- Your instructions
Quote the listing below in its entirety.

- Exercise materials
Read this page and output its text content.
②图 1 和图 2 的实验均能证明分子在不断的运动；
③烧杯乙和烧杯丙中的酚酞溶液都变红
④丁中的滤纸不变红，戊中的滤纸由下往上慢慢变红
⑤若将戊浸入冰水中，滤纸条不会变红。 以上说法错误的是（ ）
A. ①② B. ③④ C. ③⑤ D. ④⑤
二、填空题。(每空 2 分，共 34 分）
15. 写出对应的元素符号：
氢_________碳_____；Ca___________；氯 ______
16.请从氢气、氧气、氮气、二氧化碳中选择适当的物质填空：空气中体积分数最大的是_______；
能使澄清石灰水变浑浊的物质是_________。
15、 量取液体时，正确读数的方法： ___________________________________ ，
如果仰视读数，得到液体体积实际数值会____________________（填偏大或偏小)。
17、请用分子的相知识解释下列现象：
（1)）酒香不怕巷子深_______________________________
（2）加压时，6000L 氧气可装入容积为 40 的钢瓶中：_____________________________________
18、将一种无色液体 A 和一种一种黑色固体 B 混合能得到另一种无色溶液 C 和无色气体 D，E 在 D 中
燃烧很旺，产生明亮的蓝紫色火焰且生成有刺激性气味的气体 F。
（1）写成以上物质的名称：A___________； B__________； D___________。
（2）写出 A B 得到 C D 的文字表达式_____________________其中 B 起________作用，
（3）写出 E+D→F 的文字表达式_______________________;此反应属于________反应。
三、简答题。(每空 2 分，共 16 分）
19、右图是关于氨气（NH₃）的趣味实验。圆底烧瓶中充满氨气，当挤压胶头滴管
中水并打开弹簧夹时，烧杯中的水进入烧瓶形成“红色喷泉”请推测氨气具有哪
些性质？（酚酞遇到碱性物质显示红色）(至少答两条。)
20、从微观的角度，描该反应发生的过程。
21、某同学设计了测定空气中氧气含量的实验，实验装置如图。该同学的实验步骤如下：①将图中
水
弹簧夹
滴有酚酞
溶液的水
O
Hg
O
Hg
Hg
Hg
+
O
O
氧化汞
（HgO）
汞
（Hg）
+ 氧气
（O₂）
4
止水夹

- Expected answer
Read this page and output its text content.
②图 1 和图 2 的实验均能证明分子在不断的运动；
③烧杯乙和烧杯丙中的酚酞溶液都变红
④丁中的滤纸不变红，戊中的滤纸由下往上慢慢变红
⑤若将戊浸入冰水中，滤纸条不会变红。 以上说法错误的是（ ）
A. ①② B. ③④ C. ③⑤ D. ④⑤
二、填空题。(每空 2 分，共 34 分）
15. 写出对应的元素符号：
氢_________碳_____；Ca___________；氯 ______
16.请从氢气、氧气、氮气、二氧化碳中选择适当的物质填空：空气中体积分数最大的是_______；
能使澄清石灰水变浑浊的物质是_________。
15、 量取液体时，正确读数的方法： ___________________________________ ，
如果仰视读数，得到液体体积实际数值会____________________（填偏大或偏小)。
17、请用分子的相知识解释下列现象：
（1)）酒香不怕巷子深_______________________________
（2）加压时，6000L 氧气可装入容积为 40 的钢瓶中：_____________________________________
18、将一种无色液体 A 和一种一种黑色固体 B 混合能得到另一种无色溶液 C 和无色气体 D，E 在 D 中
燃烧很旺，产生明亮的蓝紫色火焰且生成有刺激性气味的气体 F。
（1）写成以上物质的名称：A___________； B__________； D___________。
（2）写出 A B 得到 C D 的文字表达式_____________________其中 B 起________作用，
（3）写出 E+D→F 的文字表达式_______________________;此反应属于________反应。
三、简答题。(每空 2 分，共 16 分）
19、右图是关于氨气（NH₃）的趣味实验。圆底烧瓶中充满氨气，当挤压胶头滴管
中水并打开弹簧夹时，烧杯中的水进入烧瓶形成“红色喷泉”请推测氨气具有哪
些性质？（酚酞遇到碱性物质显示红色）(至少答两条。)
20、从微观的角度，描该反应发生的过程。
21、某同学设计了测定空气中氧气含量的实验，实验装置如图。该同学的实验步骤如下：①将图中
水
弹簧夹
滴有酚酞
溶液的水
O
Hg
O
Hg
Hg
Hg
+
O
O
氧化汞
（HgO）
汞
（Hg）
+ 氧气
（O₂）
4
止水夹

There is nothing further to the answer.